OBJECTIVE — Format the records from the line with "colorbar-tick-label: 95 <box>1306 886" to the line with "colorbar-tick-label: 5 <box>1306 1699" as a numbered list, leaving out any blank lines.

----- STORED RECORDS

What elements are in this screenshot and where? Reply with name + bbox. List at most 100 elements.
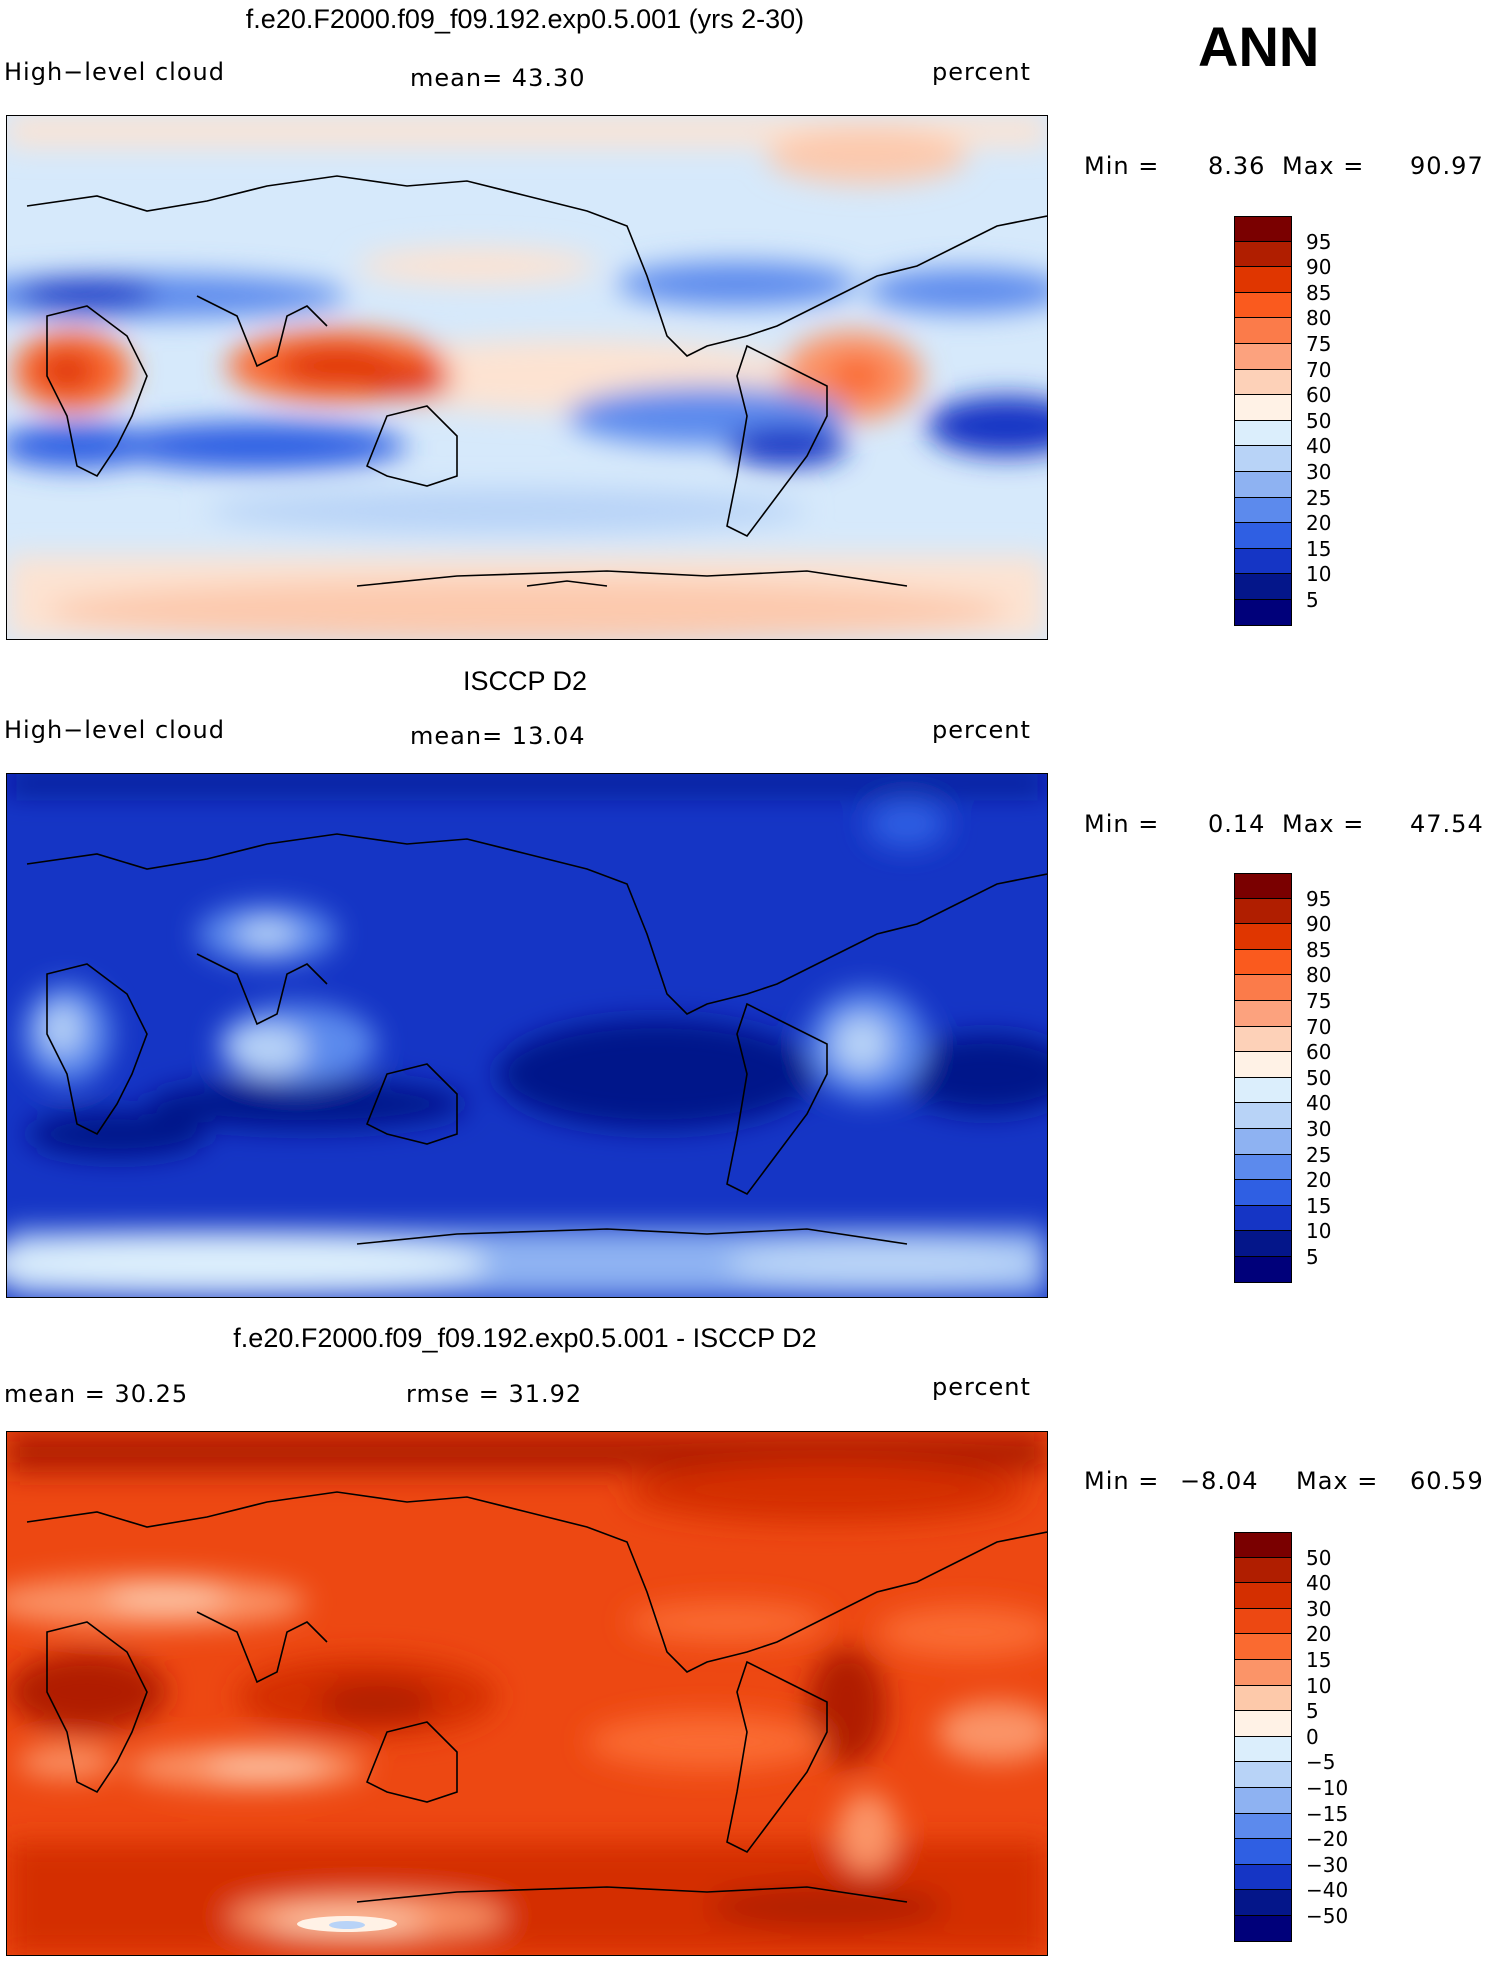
colorbar-tick-label: 95 <box>1306 886 1332 911</box>
colorbar-swatch <box>1234 1231 1292 1257</box>
panel1-title: f.e20.F2000.f09_f09.192.exp0.5.001 (yrs … <box>245 4 805 34</box>
season-label: ANN <box>1198 15 1320 78</box>
colorbar-tick-label: −5 <box>1306 1750 1336 1775</box>
colorbar-tick-label: 75 <box>1306 332 1332 356</box>
colorbar-swatch <box>1234 1890 1292 1916</box>
colorbar-frame <box>1234 873 1292 1283</box>
panel1-variable-label: High−level cloud <box>4 58 225 86</box>
colorbar-tick-label: 10 <box>1306 1219 1332 1244</box>
colorbar-tick-label: 60 <box>1306 383 1332 408</box>
colorbar-tick-label: 90 <box>1306 912 1332 937</box>
panel1-min-value: 8.36 <box>1208 152 1266 180</box>
panel2-min-label: Min = <box>1084 810 1160 838</box>
colorbar-tick-label: −40 <box>1306 1878 1349 1903</box>
colorbar-swatch <box>1234 292 1292 319</box>
panel3-map <box>6 1431 1048 1956</box>
colorbar-swatch <box>1234 1128 1292 1155</box>
colorbar-tick-label: −30 <box>1306 1852 1349 1877</box>
colorbar-tick-label: 30 <box>1306 1117 1332 1141</box>
colorbar-tick-label: 10 <box>1306 562 1332 587</box>
colorbar-tick-label: 15 <box>1306 1193 1332 1218</box>
panel1-max-label: Max = <box>1282 152 1365 180</box>
colorbar-tick-label: 40 <box>1306 1571 1332 1596</box>
colorbar-tick-label: 5 <box>1306 1699 1319 1724</box>
panel2-max-value: 47.54 <box>1410 810 1484 838</box>
colorbar-tick-label: 85 <box>1306 937 1332 962</box>
colorbar-tick-label: 25 <box>1306 485 1332 510</box>
colorbar-swatch <box>1234 1813 1292 1840</box>
colorbar-tick-label: 90 <box>1306 255 1332 280</box>
colorbar-swatch <box>1234 1000 1292 1027</box>
panel2-title: ISCCP D2 <box>462 666 588 696</box>
colorbar-swatch <box>1234 343 1292 370</box>
colorbar-swatch <box>1234 1026 1292 1053</box>
colorbar-swatch <box>1234 924 1292 950</box>
panel2-min-value: 0.14 <box>1208 810 1266 838</box>
colorbar-tick-label: 75 <box>1306 989 1332 1013</box>
colorbar-swatch <box>1234 497 1292 524</box>
colorbar-tick-label: 95 <box>1306 229 1332 254</box>
panel2-mean-label: mean= 13.04 <box>410 722 586 750</box>
colorbar-tick-label: 20 <box>1306 1168 1332 1193</box>
colorbar-tick-label: 70 <box>1306 1014 1332 1039</box>
colorbar-swatch <box>1234 1256 1292 1283</box>
panel2-colorbar: 95 90 85 80 75 70 60 50 40 30 25 20 15 10 5 <box>1234 873 1331 1283</box>
colorbar-swatch <box>1234 1736 1292 1763</box>
panel1-coastlines <box>26 175 1047 587</box>
panel1-min-label: Min = <box>1084 152 1160 180</box>
colorbar-tick-label: 20 <box>1306 1622 1332 1647</box>
colorbar-tick-label: −50 <box>1306 1904 1349 1928</box>
colorbar-swatch <box>1234 1711 1292 1737</box>
colorbar-swatch <box>1234 1103 1292 1129</box>
colorbar-swatch <box>1234 318 1292 344</box>
panel1-colorbar: 95 90 85 80 75 70 60 50 40 30 25 20 15 10 5 <box>1234 216 1331 626</box>
colorbar-swatch <box>1234 1608 1292 1635</box>
colorbar-swatch <box>1234 241 1292 268</box>
colorbar-swatch <box>1234 471 1292 498</box>
colorbar-swatch <box>1234 1685 1292 1712</box>
colorbar-tick-label: 60 <box>1306 1040 1332 1065</box>
panel1-map <box>6 115 1048 640</box>
colorbar-swatch <box>1234 898 1292 925</box>
colorbar-frame <box>1234 1532 1292 1942</box>
colorbar-tick-label: −10 <box>1306 1776 1349 1800</box>
colorbar-swatch <box>1234 1557 1292 1584</box>
colorbar-swatch <box>1234 1839 1292 1865</box>
colorbar-tick-label: 30 <box>1306 460 1332 484</box>
panel3-max-label: Max = <box>1296 1467 1379 1495</box>
colorbar-swatch <box>1234 1864 1292 1891</box>
colorbar-swatch <box>1234 1077 1292 1104</box>
colorbar-swatch <box>1234 1052 1292 1078</box>
panel3-min-value: −8.04 <box>1180 1467 1259 1495</box>
colorbar-swatch <box>1234 548 1292 575</box>
colorbar-tick-label: 70 <box>1306 357 1332 382</box>
colorbar-swatch <box>1234 1154 1292 1181</box>
colorbar-tick-label: −15 <box>1306 1801 1349 1826</box>
panel3-mean-label: mean = 30.25 <box>4 1380 189 1408</box>
colorbar-swatch <box>1234 420 1292 447</box>
panel3-min-label: Min = <box>1084 1467 1160 1495</box>
colorbar-swatch <box>1234 1762 1292 1788</box>
colorbar-tick-label: 10 <box>1306 1673 1332 1698</box>
colorbar-swatch <box>1234 975 1292 1001</box>
colorbar-swatch <box>1234 949 1292 976</box>
colorbar-tick-label: 15 <box>1306 536 1332 561</box>
colorbar-frame <box>1234 216 1292 626</box>
panel3-rmse-label: rmse = 31.92 <box>406 1380 583 1408</box>
colorbar-swatch <box>1234 369 1292 396</box>
panel1-units-label: percent <box>932 58 1031 86</box>
colorbar-tick-label: 85 <box>1306 280 1332 305</box>
colorbar-swatch <box>1234 216 1292 242</box>
panel3-colorbar: 50 40 30 20 15 10 5 0 −5 −10 −15 −20 −30 −40 −50 <box>1234 1532 1348 1942</box>
colorbar-tick-label: 50 <box>1306 408 1332 433</box>
panel3-coastlines <box>26 1491 1047 1903</box>
colorbar-tick-label: 20 <box>1306 511 1332 536</box>
colorbar-tick-label: 50 <box>1306 1065 1332 1090</box>
colorbar-tick-label: 5 <box>1306 1245 1319 1269</box>
colorbar-tick-label: 40 <box>1306 434 1332 459</box>
panel1-mean-label: mean= 43.30 <box>410 64 586 92</box>
colorbar-tick-label: 80 <box>1306 963 1332 988</box>
panel2-units-label: percent <box>932 716 1031 744</box>
panel3-title: f.e20.F2000.f09_f09.192.exp0.5.001 - ISC… <box>233 1323 817 1353</box>
colorbar-swatch <box>1234 1583 1292 1609</box>
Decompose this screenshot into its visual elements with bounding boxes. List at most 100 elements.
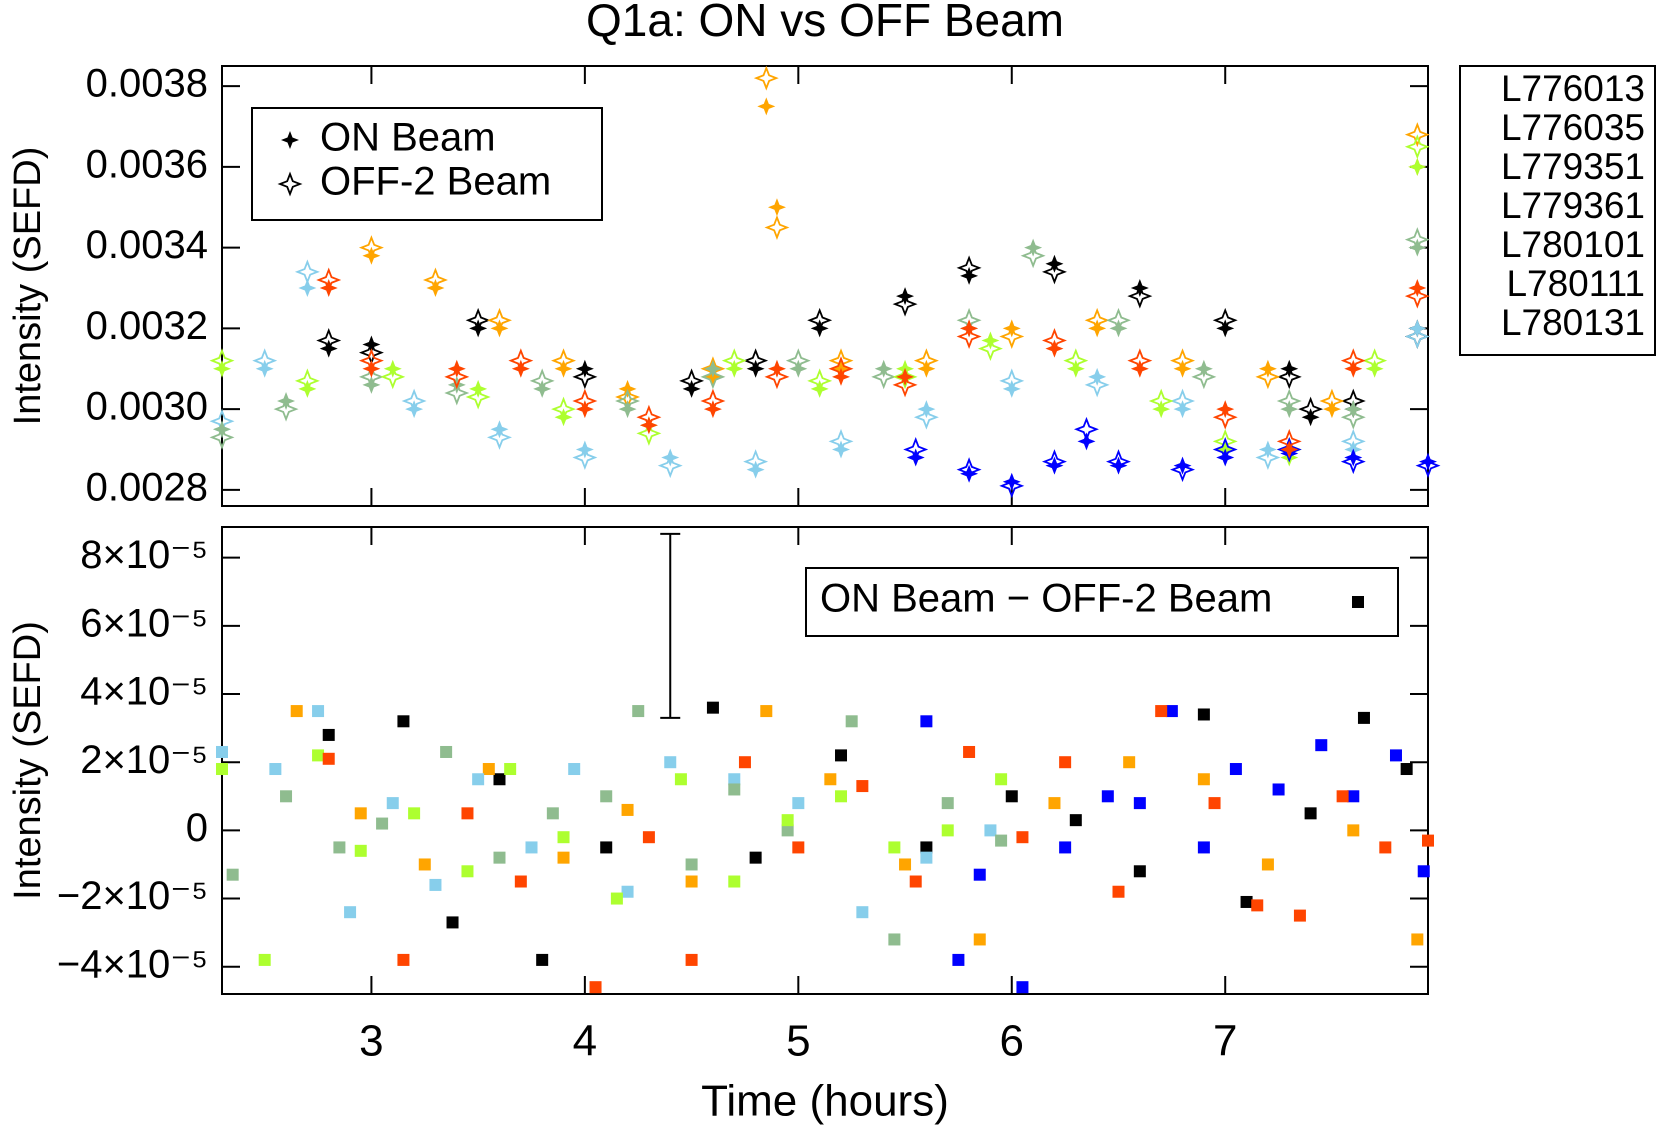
off-beam-point [892,364,918,390]
difference-point [632,705,645,718]
on-beam-point [1130,279,1149,298]
on-beam-point [1365,359,1384,378]
difference-point [664,756,677,769]
off-beam-point [1404,122,1430,148]
difference-point [728,773,741,786]
difference-point [984,824,997,837]
difference-point [408,807,421,820]
x-tick-label: 4 [573,1017,597,1066]
off-beam-point [871,364,897,390]
on-beam-point [213,420,231,439]
on-beam-point [767,198,786,217]
difference-point [781,824,794,837]
difference-point [446,916,459,929]
on-beam-point [1408,238,1427,257]
on-beam-point [832,367,851,386]
difference-point [1197,708,1210,721]
off-beam-point [1170,457,1196,483]
off-beam-point [1084,372,1110,398]
difference-point [1016,981,1029,994]
on-beam-point [639,416,658,435]
difference-point [1336,790,1349,803]
on-beam-point [277,392,296,411]
difference-point [899,858,912,871]
on-beam-point [725,359,744,378]
difference-point [1165,705,1178,718]
difference-point [1261,858,1274,871]
difference-point [952,953,965,966]
on-beam-point [1045,254,1064,273]
off-beam-point [1212,404,1238,430]
difference-point [226,868,239,881]
on-beam-point [1408,279,1427,298]
legend-marker [1352,596,1364,608]
difference-point [493,773,506,786]
difference-point [1272,783,1285,796]
off-beam-point [1020,243,1046,269]
color-legend-box [1459,65,1656,356]
on-beam-point [1109,319,1128,338]
on-beam-point [917,359,936,378]
on-beam-point [490,420,509,439]
difference-point [482,763,495,776]
difference-point [642,831,655,844]
difference-point [600,841,613,854]
difference-point [1240,895,1253,908]
difference-point [1112,885,1125,898]
off-beam-point [1255,364,1281,390]
y-tick-label: 0.0034 [86,223,208,267]
on-beam-point [906,448,925,467]
off-beam-point [294,259,320,285]
difference-point [792,797,805,810]
difference-point [1016,831,1029,844]
legend-label: L776013 [1501,68,1645,109]
difference-point [216,763,228,776]
legend-label: L779361 [1501,185,1645,226]
on-beam-point [362,335,381,354]
on-beam-point [1344,448,1363,467]
on-beam-point [1152,400,1171,419]
difference-point [1059,756,1072,769]
legend-marker [277,171,303,197]
off-beam-point [999,473,1025,499]
x-tick-label: 6 [1000,1017,1024,1066]
on-beam-point [896,287,915,306]
on-beam-point [757,97,776,116]
on-beam-point [1002,472,1021,491]
plot-frame [221,65,1429,507]
on-beam-point [767,359,786,378]
difference-point [610,892,623,905]
legend-label: L780131 [1501,302,1645,343]
legend-label: L779351 [1501,146,1645,187]
y-tick-label: 8×10⁻⁵ [80,533,208,577]
off-beam-point [764,214,790,240]
difference-point [835,749,848,762]
difference-point [344,906,357,919]
difference-point [1293,909,1306,922]
difference-point [269,763,282,776]
on-beam-point [1419,452,1437,471]
difference-point [728,875,741,888]
off-beam-point [1191,364,1217,390]
y-tick-label: 0.0036 [86,142,208,186]
difference-point [440,745,453,758]
difference-point [461,865,474,878]
on-beam-point [1258,359,1277,378]
difference-point [472,773,485,786]
difference-point [973,933,986,946]
difference-point [418,858,431,871]
legend-label: L780111 [1506,263,1645,304]
on-beam-point [469,319,488,338]
on-beam-point [1088,367,1107,386]
difference-point [397,715,410,728]
off-beam-point [1127,283,1153,309]
difference-point [963,745,976,758]
difference-point [995,834,1008,847]
legend-label: ON Beam − OFF-2 Beam [820,577,1272,621]
off-beam-point [1255,445,1281,471]
difference-point [621,803,634,816]
difference-point [835,790,848,803]
y-tick-label: 4×10⁻⁵ [80,670,208,714]
difference-point [1357,711,1370,724]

----------

SOLUTION TO THIS TASK —
1. colorbar-tick-label: 95 <box>1306 886 1332 911</box>
2. colorbar-swatch <box>1234 1231 1292 1257</box>
3. panel1-title: f.e20.F2000.f09_f09.192.exp0.5.001 (yrs … <box>245 4 805 34</box>
4. season-label: ANN <box>1198 15 1320 78</box>
5. colorbar-tick-label: −5 <box>1306 1750 1336 1775</box>
6. colorbar-tick-label: 75 <box>1306 332 1332 356</box>
7. colorbar-swatch <box>1234 1890 1292 1916</box>
8. colorbar-frame <box>1234 873 1292 1283</box>
9. panel1-variable-label: High−level cloud <box>4 58 225 86</box>
10. colorbar-tick-label: 10 <box>1306 1219 1332 1244</box>
11. colorbar-tick-label: 60 <box>1306 383 1332 408</box>
12. colorbar-tick-label: 90 <box>1306 912 1332 937</box>
13. panel1-min-value: 8.36 <box>1208 152 1266 180</box>
14. panel2-min-label: Min = <box>1084 810 1160 838</box>
15. colorbar-tick-label: −40 <box>1306 1878 1349 1903</box>
16. colorbar-swatch <box>1234 292 1292 319</box>
17. panel3-map <box>6 1431 1048 1956</box>
18. colorbar-swatch <box>1234 1128 1292 1155</box>
19. colorbar-tick-label: −30 <box>1306 1852 1349 1877</box>
20. colorbar-tick-label: 30 <box>1306 1117 1332 1141</box>
21. colorbar-tick-label: 10 <box>1306 562 1332 587</box>
22. colorbar-tick-label: 15 <box>1306 1193 1332 1218</box>
23. panel1-max-label: Max = <box>1282 152 1365 180</box>
24. colorbar-tick-label: 40 <box>1306 1571 1332 1596</box>
25. colorbar-tick-label: 5 <box>1306 1699 1319 1724</box>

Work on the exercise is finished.